ENTRIES SHOWN:
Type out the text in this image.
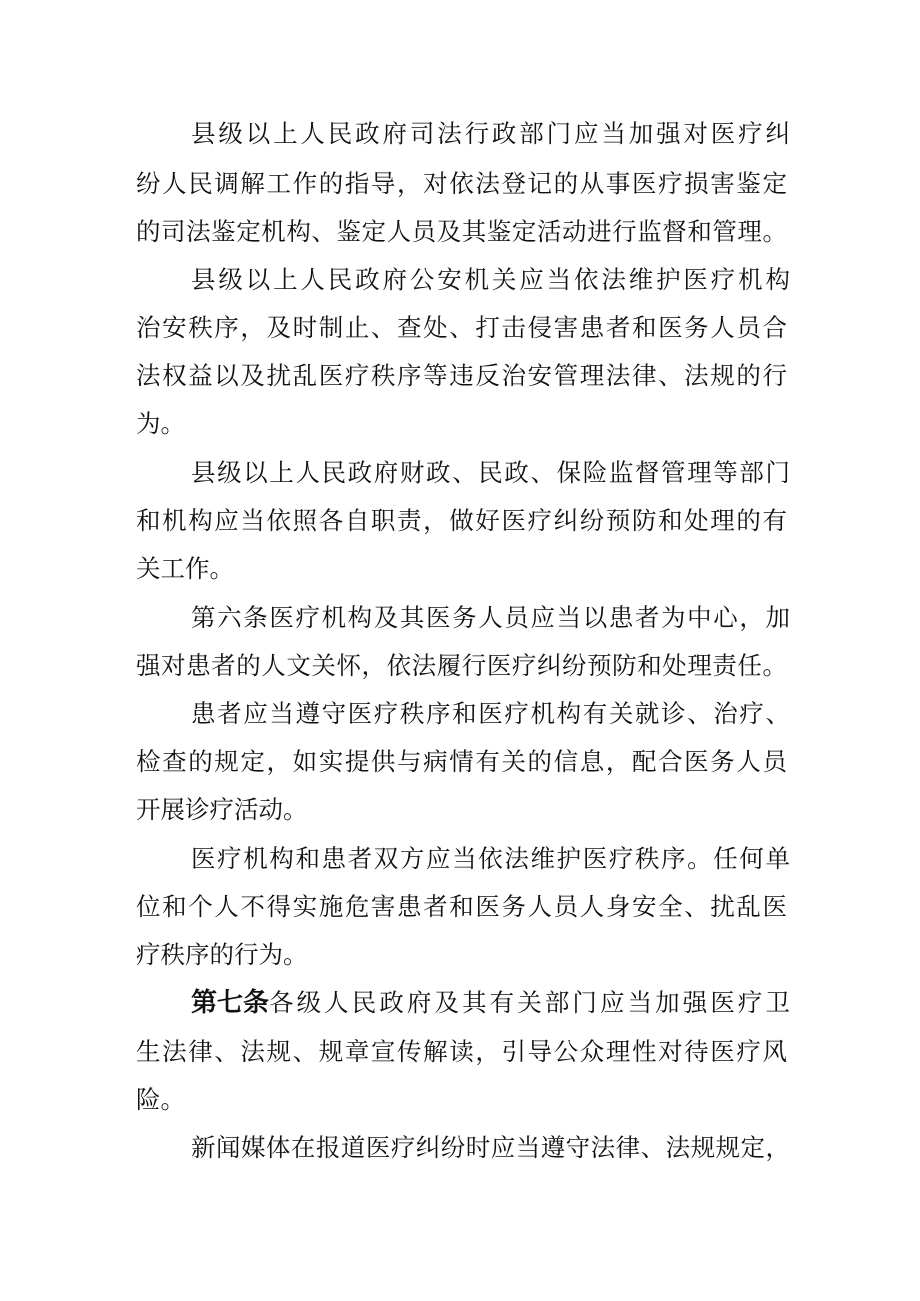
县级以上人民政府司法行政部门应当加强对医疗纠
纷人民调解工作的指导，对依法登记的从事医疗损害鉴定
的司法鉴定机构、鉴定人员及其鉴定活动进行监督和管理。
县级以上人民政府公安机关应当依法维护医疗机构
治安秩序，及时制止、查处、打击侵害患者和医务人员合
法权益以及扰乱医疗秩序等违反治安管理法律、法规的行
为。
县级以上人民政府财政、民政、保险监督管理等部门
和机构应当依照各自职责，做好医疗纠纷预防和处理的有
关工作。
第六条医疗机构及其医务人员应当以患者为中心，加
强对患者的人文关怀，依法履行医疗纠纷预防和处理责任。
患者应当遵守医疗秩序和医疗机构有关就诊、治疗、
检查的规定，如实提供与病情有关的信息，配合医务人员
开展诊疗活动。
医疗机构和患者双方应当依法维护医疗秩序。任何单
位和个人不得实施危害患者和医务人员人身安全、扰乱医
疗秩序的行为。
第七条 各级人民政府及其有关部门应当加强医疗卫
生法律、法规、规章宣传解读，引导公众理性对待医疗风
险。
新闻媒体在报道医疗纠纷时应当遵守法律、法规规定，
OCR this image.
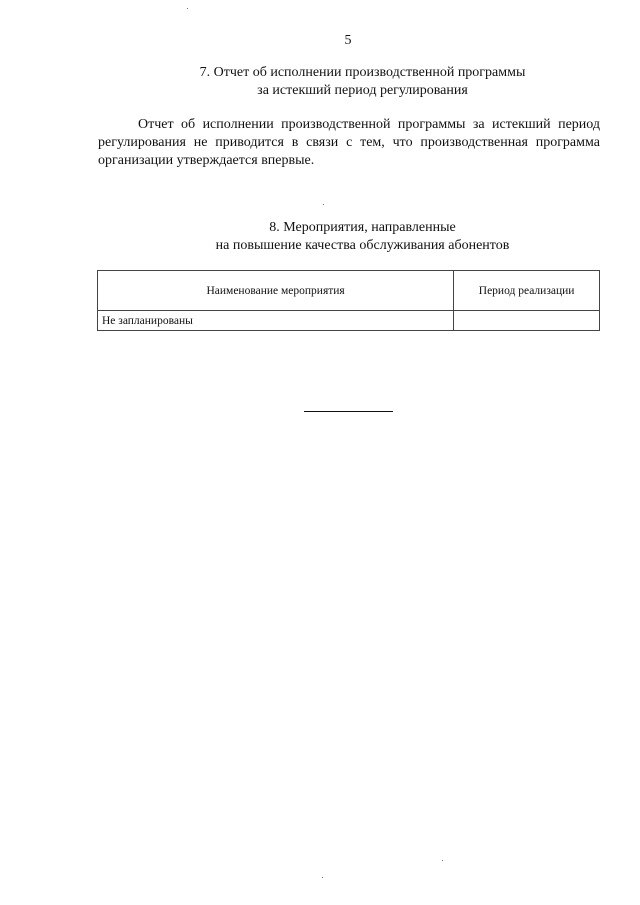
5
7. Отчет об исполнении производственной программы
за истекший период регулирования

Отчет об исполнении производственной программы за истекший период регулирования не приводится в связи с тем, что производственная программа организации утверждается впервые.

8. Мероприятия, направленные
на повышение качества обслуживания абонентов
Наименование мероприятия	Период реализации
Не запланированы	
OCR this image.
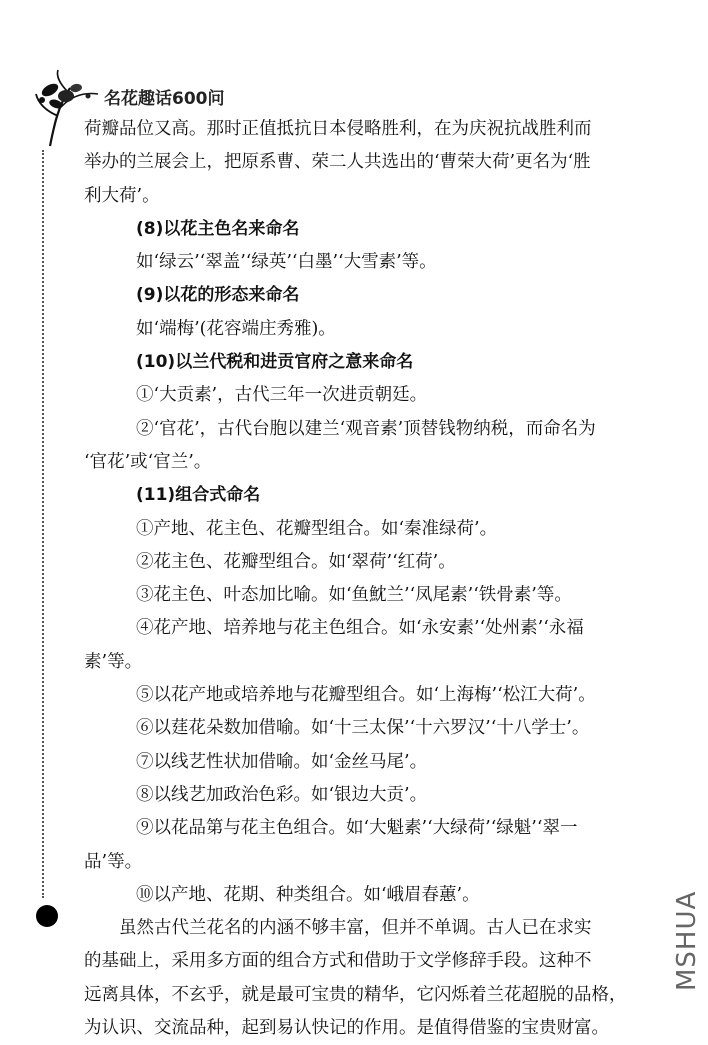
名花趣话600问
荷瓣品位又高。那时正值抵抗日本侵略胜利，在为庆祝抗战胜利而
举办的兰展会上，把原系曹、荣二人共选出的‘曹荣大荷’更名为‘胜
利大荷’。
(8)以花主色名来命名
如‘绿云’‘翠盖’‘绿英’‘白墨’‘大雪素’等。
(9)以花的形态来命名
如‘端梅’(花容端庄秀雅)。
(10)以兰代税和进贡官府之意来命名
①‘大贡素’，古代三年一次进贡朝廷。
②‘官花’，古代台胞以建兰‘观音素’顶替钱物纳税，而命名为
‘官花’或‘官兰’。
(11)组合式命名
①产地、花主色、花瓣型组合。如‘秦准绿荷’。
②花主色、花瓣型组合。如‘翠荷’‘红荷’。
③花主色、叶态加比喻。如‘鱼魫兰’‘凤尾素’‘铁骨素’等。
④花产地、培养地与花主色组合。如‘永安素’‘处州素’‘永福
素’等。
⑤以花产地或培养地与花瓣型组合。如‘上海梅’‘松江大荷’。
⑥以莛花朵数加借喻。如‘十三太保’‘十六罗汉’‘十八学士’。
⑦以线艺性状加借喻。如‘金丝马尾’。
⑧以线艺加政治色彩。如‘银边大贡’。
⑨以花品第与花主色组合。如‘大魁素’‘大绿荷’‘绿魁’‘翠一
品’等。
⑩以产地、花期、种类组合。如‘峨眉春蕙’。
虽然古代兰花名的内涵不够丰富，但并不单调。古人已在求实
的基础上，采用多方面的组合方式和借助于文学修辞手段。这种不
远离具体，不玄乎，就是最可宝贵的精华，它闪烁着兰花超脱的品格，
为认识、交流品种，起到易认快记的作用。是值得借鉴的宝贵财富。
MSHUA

PROMPT: Without including any picture, repeat the data exactly.

EXERCISE RESULT:
Type out the text in this image.
县级以上人民政府司法行政部门应当加强对医疗纠
纷人民调解工作的指导，对依法登记的从事医疗损害鉴定
的司法鉴定机构、鉴定人员及其鉴定活动进行监督和管理。
县级以上人民政府公安机关应当依法维护医疗机构
治安秩序，及时制止、查处、打击侵害患者和医务人员合
法权益以及扰乱医疗秩序等违反治安管理法律、法规的行
为。
县级以上人民政府财政、民政、保险监督管理等部门
和机构应当依照各自职责，做好医疗纠纷预防和处理的有
关工作。
第六条医疗机构及其医务人员应当以患者为中心，加
强对患者的人文关怀，依法履行医疗纠纷预防和处理责任。
患者应当遵守医疗秩序和医疗机构有关就诊、治疗、
检查的规定，如实提供与病情有关的信息，配合医务人员
开展诊疗活动。
医疗机构和患者双方应当依法维护医疗秩序。任何单
位和个人不得实施危害患者和医务人员人身安全、扰乱医
疗秩序的行为。
第七条 各级人民政府及其有关部门应当加强医疗卫
生法律、法规、规章宣传解读，引导公众理性对待医疗风
险。
新闻媒体在报道医疗纠纷时应当遵守法律、法规规定，
OCR this image.
5
7. Отчет об исполнении производственной программы
за истекший период регулирования

Отчет об исполнении производственной программы за истекший период регулирования не приводится в связи с тем, что производственная программа организации утверждается впервые.

8. Мероприятия, направленные
на повышение качества обслуживания абонентов
Наименование мероприятия	Период реализации
Не запланированы	
OCR this image.
名花趣话600问
荷瓣品位又高。那时正值抵抗日本侵略胜利，在为庆祝抗战胜利而
举办的兰展会上，把原系曹、荣二人共选出的‘曹荣大荷’更名为‘胜
利大荷’。
(8)以花主色名来命名
如‘绿云’‘翠盖’‘绿英’‘白墨’‘大雪素’等。
(9)以花的形态来命名
如‘端梅’(花容端庄秀雅)。
(10)以兰代税和进贡官府之意来命名
①‘大贡素’，古代三年一次进贡朝廷。
②‘官花’，古代台胞以建兰‘观音素’顶替钱物纳税，而命名为
‘官花’或‘官兰’。
(11)组合式命名
①产地、花主色、花瓣型组合。如‘秦准绿荷’。
②花主色、花瓣型组合。如‘翠荷’‘红荷’。
③花主色、叶态加比喻。如‘鱼魫兰’‘凤尾素’‘铁骨素’等。
④花产地、培养地与花主色组合。如‘永安素’‘处州素’‘永福
素’等。
⑤以花产地或培养地与花瓣型组合。如‘上海梅’‘松江大荷’。
⑥以莛花朵数加借喻。如‘十三太保’‘十六罗汉’‘十八学士’。
⑦以线艺性状加借喻。如‘金丝马尾’。
⑧以线艺加政治色彩。如‘银边大贡’。
⑨以花品第与花主色组合。如‘大魁素’‘大绿荷’‘绿魁’‘翠一
品’等。
⑩以产地、花期、种类组合。如‘峨眉春蕙’。
虽然古代兰花名的内涵不够丰富，但并不单调。古人已在求实
的基础上，采用多方面的组合方式和借助于文学修辞手段。这种不
远离具体，不玄乎，就是最可宝贵的精华，它闪烁着兰花超脱的品格，
为认识、交流品种，起到易认快记的作用。是值得借鉴的宝贵财富。
MSHUA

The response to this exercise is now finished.